What to work on:
For the material that follows, list every line containing the word "Region".

Dataset records:
═══
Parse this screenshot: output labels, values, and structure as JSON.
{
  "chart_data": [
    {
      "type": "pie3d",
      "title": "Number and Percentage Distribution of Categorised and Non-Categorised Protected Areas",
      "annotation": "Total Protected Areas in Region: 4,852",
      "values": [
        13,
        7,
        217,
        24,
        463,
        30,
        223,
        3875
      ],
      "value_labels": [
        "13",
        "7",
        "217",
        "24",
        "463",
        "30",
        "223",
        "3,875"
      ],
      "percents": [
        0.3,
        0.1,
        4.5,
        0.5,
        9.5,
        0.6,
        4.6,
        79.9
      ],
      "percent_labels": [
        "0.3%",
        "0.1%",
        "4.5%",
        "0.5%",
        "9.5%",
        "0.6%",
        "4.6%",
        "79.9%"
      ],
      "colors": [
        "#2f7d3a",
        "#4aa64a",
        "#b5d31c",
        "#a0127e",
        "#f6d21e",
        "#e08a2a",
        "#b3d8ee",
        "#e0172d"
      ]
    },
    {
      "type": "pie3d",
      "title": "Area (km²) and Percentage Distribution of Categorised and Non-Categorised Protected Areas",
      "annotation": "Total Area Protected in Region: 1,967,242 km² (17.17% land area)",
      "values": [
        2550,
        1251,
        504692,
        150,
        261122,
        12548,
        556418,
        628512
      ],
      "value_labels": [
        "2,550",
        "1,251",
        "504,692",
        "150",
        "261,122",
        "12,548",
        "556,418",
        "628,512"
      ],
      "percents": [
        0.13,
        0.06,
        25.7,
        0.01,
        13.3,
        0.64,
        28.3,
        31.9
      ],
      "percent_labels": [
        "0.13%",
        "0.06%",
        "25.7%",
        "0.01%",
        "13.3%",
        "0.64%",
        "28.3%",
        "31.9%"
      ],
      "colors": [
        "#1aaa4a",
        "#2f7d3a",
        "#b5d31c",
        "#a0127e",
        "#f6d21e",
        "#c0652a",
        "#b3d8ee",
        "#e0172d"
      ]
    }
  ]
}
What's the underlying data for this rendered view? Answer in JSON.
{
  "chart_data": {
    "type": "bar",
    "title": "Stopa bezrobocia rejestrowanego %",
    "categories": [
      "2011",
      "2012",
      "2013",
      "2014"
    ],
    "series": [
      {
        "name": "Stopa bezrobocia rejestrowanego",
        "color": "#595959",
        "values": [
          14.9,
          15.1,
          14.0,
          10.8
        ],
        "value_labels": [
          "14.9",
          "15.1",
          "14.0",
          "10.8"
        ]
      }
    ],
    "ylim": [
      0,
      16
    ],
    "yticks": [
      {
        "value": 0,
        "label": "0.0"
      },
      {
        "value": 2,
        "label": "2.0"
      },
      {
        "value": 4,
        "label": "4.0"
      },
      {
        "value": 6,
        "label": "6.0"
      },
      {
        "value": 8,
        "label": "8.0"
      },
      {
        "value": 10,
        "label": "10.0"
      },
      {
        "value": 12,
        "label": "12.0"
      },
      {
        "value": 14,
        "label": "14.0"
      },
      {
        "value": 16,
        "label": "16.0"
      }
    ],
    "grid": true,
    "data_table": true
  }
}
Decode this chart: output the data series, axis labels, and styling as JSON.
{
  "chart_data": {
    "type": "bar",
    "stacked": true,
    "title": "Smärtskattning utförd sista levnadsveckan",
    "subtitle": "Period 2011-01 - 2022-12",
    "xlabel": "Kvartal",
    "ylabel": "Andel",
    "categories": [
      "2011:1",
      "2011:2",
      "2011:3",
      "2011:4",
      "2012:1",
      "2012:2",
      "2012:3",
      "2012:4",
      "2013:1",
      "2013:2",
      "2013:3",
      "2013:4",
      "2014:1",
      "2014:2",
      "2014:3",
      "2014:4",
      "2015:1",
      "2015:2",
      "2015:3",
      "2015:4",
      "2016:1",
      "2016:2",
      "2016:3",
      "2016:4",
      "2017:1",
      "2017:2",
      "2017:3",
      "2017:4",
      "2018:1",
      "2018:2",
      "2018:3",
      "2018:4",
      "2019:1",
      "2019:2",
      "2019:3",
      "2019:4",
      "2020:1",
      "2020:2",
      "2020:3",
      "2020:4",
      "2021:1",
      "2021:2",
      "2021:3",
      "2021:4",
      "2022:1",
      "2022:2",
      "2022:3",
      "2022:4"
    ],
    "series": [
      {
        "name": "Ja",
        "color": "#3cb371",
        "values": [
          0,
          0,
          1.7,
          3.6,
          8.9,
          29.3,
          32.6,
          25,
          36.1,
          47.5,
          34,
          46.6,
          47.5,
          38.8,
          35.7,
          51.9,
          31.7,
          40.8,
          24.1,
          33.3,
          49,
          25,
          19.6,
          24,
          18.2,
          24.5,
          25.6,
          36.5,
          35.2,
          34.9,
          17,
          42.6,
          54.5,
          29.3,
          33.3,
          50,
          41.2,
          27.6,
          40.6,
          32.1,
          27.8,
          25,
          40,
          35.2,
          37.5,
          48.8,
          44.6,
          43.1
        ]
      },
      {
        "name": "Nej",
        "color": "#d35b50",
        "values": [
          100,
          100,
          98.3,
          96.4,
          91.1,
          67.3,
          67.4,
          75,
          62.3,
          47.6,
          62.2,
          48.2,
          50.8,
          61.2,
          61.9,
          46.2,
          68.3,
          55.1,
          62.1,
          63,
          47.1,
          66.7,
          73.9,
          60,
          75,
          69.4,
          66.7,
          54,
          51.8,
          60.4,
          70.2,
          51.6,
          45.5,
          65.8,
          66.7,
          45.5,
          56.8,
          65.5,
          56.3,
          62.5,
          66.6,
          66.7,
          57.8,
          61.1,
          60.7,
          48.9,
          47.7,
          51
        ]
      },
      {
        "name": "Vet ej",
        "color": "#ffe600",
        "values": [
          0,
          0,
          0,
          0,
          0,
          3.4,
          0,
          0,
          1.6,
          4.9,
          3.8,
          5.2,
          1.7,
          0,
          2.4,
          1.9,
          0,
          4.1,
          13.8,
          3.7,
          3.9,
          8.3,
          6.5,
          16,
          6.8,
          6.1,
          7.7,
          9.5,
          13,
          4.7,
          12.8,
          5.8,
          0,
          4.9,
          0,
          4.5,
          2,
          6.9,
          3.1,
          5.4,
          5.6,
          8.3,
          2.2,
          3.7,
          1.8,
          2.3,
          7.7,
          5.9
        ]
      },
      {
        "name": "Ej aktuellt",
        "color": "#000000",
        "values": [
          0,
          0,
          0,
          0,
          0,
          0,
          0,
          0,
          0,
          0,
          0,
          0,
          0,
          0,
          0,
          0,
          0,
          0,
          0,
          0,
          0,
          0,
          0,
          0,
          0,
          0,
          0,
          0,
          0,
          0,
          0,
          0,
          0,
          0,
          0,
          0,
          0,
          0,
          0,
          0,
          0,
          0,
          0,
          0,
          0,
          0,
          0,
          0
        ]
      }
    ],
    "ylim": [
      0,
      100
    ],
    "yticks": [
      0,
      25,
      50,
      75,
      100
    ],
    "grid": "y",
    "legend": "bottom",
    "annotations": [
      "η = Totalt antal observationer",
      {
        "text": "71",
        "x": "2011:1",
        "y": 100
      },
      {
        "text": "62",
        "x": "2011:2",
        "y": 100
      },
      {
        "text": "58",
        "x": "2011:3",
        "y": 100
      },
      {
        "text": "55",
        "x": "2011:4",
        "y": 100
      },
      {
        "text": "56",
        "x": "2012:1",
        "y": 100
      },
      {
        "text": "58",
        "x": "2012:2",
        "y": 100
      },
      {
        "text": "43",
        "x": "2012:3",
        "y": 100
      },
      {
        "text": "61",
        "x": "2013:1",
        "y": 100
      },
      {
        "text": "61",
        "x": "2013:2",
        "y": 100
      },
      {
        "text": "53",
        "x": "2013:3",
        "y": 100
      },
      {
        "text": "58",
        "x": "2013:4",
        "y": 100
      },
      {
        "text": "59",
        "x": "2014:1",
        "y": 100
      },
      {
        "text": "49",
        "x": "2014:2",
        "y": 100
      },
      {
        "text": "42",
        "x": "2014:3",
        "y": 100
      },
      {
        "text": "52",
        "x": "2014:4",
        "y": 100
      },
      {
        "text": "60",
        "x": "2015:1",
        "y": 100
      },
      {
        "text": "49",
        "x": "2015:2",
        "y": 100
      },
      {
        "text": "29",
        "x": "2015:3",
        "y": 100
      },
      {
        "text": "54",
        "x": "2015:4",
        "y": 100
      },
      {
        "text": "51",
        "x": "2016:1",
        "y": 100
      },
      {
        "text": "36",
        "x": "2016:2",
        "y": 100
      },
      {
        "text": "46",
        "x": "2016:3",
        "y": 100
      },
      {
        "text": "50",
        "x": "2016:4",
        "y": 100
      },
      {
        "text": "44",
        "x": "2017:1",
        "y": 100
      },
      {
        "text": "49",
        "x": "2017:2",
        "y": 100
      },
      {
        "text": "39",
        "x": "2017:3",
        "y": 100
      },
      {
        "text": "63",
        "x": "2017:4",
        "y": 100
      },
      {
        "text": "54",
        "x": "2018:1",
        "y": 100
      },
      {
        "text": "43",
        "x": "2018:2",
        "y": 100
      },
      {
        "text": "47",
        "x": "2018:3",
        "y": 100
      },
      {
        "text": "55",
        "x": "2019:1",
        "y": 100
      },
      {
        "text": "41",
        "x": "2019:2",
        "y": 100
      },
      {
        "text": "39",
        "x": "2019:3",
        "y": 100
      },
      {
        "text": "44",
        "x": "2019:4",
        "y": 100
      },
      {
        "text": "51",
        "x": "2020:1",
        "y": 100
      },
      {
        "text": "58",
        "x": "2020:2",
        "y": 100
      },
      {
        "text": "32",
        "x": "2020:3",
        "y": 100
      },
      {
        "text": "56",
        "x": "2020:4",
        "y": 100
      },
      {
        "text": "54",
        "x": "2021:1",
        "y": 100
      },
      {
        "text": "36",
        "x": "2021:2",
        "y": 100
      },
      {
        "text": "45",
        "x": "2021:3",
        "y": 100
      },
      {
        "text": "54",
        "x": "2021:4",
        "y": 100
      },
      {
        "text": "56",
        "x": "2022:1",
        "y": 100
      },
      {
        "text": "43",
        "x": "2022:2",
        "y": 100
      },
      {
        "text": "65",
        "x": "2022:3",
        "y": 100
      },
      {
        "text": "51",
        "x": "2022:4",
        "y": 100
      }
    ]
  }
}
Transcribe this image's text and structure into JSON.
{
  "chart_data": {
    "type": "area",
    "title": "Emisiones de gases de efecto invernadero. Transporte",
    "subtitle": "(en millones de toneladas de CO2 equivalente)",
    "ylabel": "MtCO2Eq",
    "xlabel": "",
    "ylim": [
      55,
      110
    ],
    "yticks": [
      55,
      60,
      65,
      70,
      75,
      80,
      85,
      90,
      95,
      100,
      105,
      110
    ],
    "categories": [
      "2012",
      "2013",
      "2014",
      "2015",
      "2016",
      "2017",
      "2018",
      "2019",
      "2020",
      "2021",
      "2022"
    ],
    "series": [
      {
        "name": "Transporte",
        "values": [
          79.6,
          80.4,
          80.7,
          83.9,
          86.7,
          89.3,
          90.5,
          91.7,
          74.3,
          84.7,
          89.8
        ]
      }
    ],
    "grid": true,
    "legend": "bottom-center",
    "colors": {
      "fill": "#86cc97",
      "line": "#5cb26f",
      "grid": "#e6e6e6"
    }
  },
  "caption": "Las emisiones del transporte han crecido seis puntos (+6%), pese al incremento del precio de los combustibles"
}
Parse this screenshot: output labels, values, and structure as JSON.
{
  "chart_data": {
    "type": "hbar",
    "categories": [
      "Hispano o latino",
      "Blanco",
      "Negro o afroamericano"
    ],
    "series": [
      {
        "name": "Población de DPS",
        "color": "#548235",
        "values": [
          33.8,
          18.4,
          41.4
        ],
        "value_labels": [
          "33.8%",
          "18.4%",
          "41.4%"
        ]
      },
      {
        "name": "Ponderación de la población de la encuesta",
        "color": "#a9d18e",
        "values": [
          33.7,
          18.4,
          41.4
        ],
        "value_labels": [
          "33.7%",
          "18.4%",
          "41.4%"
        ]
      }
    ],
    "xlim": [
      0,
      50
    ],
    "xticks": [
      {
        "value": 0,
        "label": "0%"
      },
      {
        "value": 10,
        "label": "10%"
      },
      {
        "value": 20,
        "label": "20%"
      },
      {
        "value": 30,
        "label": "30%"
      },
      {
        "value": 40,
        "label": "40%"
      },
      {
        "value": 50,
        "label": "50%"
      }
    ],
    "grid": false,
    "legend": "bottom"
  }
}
═══
Exercise response:
      "annotation": "Total Protected Areas in Region: 4,852",
      "annotation": "Total Area Protected in Region: 1,967,242 km² (17.17% land area)",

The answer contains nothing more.